Task instructions:
Each line below should be reproduced without any alteration.

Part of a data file
..........

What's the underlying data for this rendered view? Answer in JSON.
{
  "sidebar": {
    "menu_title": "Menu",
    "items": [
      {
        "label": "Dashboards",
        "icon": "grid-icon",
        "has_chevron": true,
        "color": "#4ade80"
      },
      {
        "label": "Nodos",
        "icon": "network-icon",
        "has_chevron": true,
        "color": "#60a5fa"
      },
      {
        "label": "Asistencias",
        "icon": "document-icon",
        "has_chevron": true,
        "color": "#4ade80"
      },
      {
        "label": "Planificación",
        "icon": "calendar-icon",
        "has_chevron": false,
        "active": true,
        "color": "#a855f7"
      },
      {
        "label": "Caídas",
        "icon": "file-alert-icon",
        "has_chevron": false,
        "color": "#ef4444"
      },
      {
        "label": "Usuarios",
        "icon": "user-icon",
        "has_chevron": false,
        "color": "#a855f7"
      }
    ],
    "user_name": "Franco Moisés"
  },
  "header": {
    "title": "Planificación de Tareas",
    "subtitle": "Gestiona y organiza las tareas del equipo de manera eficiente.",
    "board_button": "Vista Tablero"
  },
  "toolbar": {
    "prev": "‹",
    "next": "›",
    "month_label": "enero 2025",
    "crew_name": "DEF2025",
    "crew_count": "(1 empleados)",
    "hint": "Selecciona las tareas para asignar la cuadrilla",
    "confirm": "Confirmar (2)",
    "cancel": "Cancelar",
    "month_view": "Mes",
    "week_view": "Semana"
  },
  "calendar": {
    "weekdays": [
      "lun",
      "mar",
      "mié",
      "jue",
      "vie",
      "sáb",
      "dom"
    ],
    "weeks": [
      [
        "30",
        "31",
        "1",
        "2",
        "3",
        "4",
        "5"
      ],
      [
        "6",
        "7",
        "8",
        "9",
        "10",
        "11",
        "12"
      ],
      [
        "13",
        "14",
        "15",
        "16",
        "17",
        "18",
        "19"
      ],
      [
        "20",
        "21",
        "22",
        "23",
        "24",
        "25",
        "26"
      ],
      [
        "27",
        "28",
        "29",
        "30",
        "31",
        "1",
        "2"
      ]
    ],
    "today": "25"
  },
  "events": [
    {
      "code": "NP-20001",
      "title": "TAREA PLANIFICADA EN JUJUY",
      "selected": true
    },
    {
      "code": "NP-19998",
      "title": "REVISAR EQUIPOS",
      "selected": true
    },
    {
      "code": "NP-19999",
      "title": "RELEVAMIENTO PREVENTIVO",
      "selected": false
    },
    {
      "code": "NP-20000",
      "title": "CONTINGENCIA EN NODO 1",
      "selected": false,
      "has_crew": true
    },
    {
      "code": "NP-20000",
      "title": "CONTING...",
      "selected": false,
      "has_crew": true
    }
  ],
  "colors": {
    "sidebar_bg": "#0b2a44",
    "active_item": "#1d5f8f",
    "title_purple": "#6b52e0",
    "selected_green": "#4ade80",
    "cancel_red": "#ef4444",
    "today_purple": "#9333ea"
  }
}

..........

Solved problem:
What's the underlying data for this rendered view? Answer in JSON.
{
  "sidebar": {
    "menu_title": "Menu",
    "items": [
      {
        "label": "Dashboards",
        "icon": "grid-icon",
        "has_chevron": true,
        "color": "#4ade80"
      },
      {
        "label": "Nodos",
        "icon": "network-icon",
        "has_chevron": true,
        "color": "#60a5fa"
      },
      {
        "label": "Asistencias",
        "icon": "document-icon",
        "has_chevron": true,
        "color": "#4ade80"
      },
      {
        "label": "Planificación",
        "icon": "calendar-icon",
        "has_chevron": false,
        "active": true,
        "color": "#a855f7"
      },
      {
        "label": "Caídas",
        "icon": "file-alert-icon",
        "has_chevron": false,
        "color": "#ef4444"
      },
      {
        "label": "Usuarios",
        "icon": "user-icon",
        "has_chevron": false,
        "color": "#a855f7"
      }
    ],
    "user_name": "Franco Moisés"
  },
  "header": {
    "title": "Planificación de Tareas",
    "subtitle": "Gestiona y organiza las tareas del equipo de manera eficiente.",
    "board_button": "Vista Tablero"
  },
  "toolbar": {
    "prev": "‹",
    "next": "›",
    "month_label": "enero 2025",
    "crew_name": "DEF2025",
    "crew_count": "(1 empleados)",
    "hint": "Selecciona las tareas para asignar la cuadrilla",
    "confirm": "Confirmar (2)",
    "cancel": "Cancelar",
    "month_view": "Mes",
    "week_view": "Semana"
  },
  "calendar": {
    "weekdays": [
      "lun",
      "mar",
      "mié",
      "jue",
      "vie",
      "sáb",
      "dom"
    ],
    "weeks": [
      [
        "30",
        "31",
        "1",
        "2",
        "3",
        "4",
        "5"
      ],
      [
        "6",
        "7",
        "8",
        "9",
        "10",
        "11",
        "12"
      ],
      [
        "13",
        "14",
        "15",
        "16",
        "17",
        "18",
        "19"
      ],
      [
        "20",
        "21",
        "22",
        "23",
        "24",
        "25",
        "26"
      ],
      [
        "27",
        "28",
        "29",
        "30",
        "31",
        "1",
        "2"
      ]
    ],
    "today": "25"
  },
  "events": [
    {
      "code": "NP-20001",
      "title": "TAREA PLANIFICADA EN JUJUY",
      "selected": true
    },
    {
      "code": "NP-19998",
      "title": "REVISAR EQUIPOS",
      "selected": true
    },
    {
      "code": "NP-19999",
      "title": "RELEVAMIENTO PREVENTIVO",
      "selected": false
    },
    {
      "code": "NP-20000",
      "title": "CONTINGENCIA EN NODO 1",
      "selected": false,
      "has_crew": true
    },
    {
      "code": "NP-20000",
      "title": "CONTING...",
      "selected": false,
      "has_crew": true
    }
  ],
  "colors": {
    "sidebar_bg": "#0b2a44",
    "active_item": "#1d5f8f",
    "title_purple": "#6b52e0",
    "selected_green": "#4ade80",
    "cancel_red": "#ef4444",
    "today_purple": "#9333ea"
  }
}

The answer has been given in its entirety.